* EXERCISE REQUIREMENTS *
What you return should be the lines of the data containing "barn", each in full.

(Page records with their text)
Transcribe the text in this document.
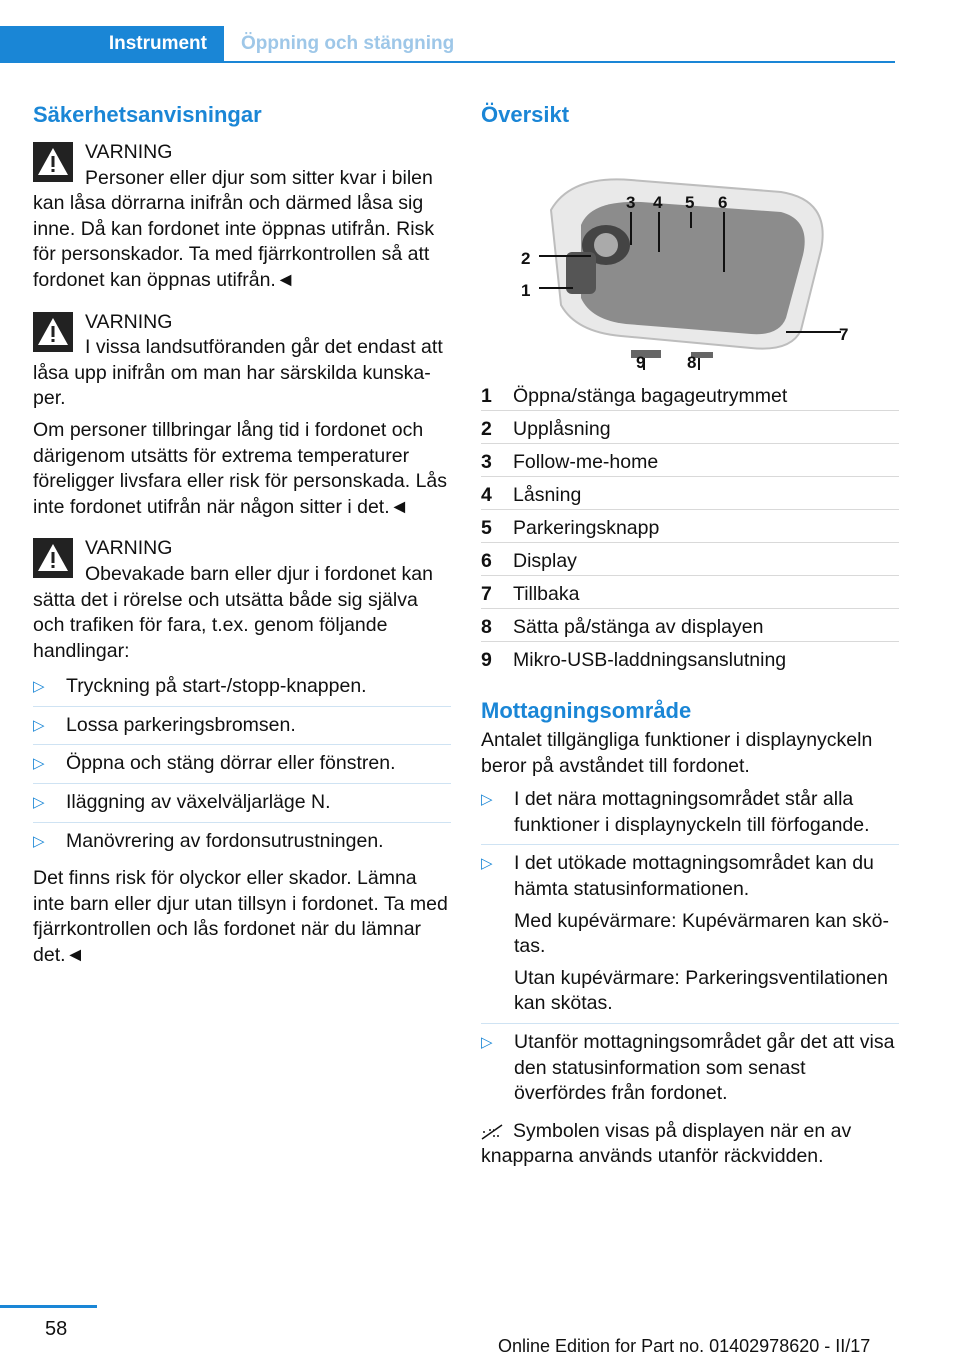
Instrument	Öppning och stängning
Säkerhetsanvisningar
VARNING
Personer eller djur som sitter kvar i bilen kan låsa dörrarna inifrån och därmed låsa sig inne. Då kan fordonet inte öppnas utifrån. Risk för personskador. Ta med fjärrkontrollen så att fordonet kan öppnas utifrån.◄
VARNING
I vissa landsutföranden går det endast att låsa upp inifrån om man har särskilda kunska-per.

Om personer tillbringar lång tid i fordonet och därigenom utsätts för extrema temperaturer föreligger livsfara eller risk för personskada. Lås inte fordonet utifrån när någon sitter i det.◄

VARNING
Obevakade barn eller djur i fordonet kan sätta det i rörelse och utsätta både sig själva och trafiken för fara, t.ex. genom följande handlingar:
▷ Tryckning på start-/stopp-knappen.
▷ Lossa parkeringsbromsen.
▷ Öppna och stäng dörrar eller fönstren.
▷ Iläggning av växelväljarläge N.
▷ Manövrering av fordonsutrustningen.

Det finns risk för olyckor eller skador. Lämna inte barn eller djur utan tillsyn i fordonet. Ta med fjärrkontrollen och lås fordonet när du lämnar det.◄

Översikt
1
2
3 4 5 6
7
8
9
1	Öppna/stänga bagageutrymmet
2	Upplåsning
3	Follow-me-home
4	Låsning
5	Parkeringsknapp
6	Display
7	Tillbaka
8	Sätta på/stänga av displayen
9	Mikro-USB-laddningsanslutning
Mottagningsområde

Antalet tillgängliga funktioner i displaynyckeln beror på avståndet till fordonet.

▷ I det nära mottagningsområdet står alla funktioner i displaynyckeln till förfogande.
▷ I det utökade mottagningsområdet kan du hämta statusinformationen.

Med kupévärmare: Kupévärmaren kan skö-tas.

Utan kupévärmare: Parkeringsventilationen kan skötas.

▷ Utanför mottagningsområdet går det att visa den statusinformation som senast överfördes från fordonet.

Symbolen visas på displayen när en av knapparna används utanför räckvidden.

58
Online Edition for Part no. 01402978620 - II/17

* RESPONSE AREA *
Obevakade barn eller djur i fordonet kan sätta det i rörelse och utsätta både sig själva och trafiken för fara, t.ex. genom följande handlingar:
Det finns risk för olyckor eller skador. Lämna inte barn eller djur utan tillsyn i fordonet. Ta med fjärrkontrollen och lås fordonet när du lämnar det.◄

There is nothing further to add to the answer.